What you have to do » Reproduce all the entries precisely.

Records from a collection of figures
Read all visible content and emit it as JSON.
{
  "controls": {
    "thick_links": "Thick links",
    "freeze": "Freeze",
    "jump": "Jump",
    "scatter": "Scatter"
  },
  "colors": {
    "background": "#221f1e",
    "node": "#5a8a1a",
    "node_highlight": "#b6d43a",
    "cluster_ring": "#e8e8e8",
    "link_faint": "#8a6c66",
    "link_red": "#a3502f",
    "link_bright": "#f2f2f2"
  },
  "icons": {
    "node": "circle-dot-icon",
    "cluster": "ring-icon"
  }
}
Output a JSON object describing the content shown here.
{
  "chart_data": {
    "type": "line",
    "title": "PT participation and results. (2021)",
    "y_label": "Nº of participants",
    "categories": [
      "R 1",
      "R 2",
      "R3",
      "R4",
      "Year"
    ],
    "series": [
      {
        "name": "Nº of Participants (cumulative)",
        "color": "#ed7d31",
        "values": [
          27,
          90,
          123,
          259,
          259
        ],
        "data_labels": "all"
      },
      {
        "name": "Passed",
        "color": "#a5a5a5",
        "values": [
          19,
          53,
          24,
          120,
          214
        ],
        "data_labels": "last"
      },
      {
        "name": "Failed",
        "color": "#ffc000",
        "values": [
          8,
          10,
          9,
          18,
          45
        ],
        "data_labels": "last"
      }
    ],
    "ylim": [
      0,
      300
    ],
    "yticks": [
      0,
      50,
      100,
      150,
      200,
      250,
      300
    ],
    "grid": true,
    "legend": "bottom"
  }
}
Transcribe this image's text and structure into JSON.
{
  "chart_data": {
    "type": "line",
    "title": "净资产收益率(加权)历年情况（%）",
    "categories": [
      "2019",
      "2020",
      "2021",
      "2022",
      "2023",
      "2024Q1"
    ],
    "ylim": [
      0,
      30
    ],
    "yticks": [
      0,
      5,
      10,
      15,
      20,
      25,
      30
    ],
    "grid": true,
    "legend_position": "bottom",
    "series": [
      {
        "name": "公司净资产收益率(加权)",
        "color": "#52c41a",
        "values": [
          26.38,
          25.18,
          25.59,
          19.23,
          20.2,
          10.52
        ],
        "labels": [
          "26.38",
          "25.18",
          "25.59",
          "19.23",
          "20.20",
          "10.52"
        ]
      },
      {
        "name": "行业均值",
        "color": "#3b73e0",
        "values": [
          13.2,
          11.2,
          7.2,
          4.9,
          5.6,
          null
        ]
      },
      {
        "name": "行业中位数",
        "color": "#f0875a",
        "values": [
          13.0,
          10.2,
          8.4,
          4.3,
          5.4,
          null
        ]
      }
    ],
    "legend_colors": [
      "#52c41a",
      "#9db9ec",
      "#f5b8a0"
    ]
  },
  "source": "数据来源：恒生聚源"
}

The solution »
Read all visible content and emit it as JSON.
{
  "controls": {
    "thick_links": "Thick links",
    "freeze": "Freeze",
    "jump": "Jump",
    "scatter": "Scatter"
  },
  "colors": {
    "background": "#221f1e",
    "node": "#5a8a1a",
    "node_highlight": "#b6d43a",
    "cluster_ring": "#e8e8e8",
    "link_faint": "#8a6c66",
    "link_red": "#a3502f",
    "link_bright": "#f2f2f2"
  },
  "icons": {
    "node": "circle-dot-icon",
    "cluster": "ring-icon"
  }
}
Output a JSON object describing the content shown here.
{
  "chart_data": {
    "type": "line",
    "title": "PT participation and results. (2021)",
    "y_label": "Nº of participants",
    "categories": [
      "R 1",
      "R 2",
      "R3",
      "R4",
      "Year"
    ],
    "series": [
      {
        "name": "Nº of Participants (cumulative)",
        "color": "#ed7d31",
        "values": [
          27,
          90,
          123,
          259,
          259
        ],
        "data_labels": "all"
      },
      {
        "name": "Passed",
        "color": "#a5a5a5",
        "values": [
          19,
          53,
          24,
          120,
          214
        ],
        "data_labels": "last"
      },
      {
        "name": "Failed",
        "color": "#ffc000",
        "values": [
          8,
          10,
          9,
          18,
          45
        ],
        "data_labels": "last"
      }
    ],
    "ylim": [
      0,
      300
    ],
    "yticks": [
      0,
      50,
      100,
      150,
      200,
      250,
      300
    ],
    "grid": true,
    "legend": "bottom"
  }
}
Transcribe this image's text and structure into JSON.
{
  "chart_data": {
    "type": "line",
    "title": "净资产收益率(加权)历年情况（%）",
    "categories": [
      "2019",
      "2020",
      "2021",
      "2022",
      "2023",
      "2024Q1"
    ],
    "ylim": [
      0,
      30
    ],
    "yticks": [
      0,
      5,
      10,
      15,
      20,
      25,
      30
    ],
    "grid": true,
    "legend_position": "bottom",
    "series": [
      {
        "name": "公司净资产收益率(加权)",
        "color": "#52c41a",
        "values": [
          26.38,
          25.18,
          25.59,
          19.23,
          20.2,
          10.52
        ],
        "labels": [
          "26.38",
          "25.18",
          "25.59",
          "19.23",
          "20.20",
          "10.52"
        ]
      },
      {
        "name": "行业均值",
        "color": "#3b73e0",
        "values": [
          13.2,
          11.2,
          7.2,
          4.9,
          5.6,
          null
        ]
      },
      {
        "name": "行业中位数",
        "color": "#f0875a",
        "values": [
          13.0,
          10.2,
          8.4,
          4.3,
          5.4,
          null
        ]
      }
    ],
    "legend_colors": [
      "#52c41a",
      "#9db9ec",
      "#f5b8a0"
    ]
  },
  "source": "数据来源：恒生聚源"
}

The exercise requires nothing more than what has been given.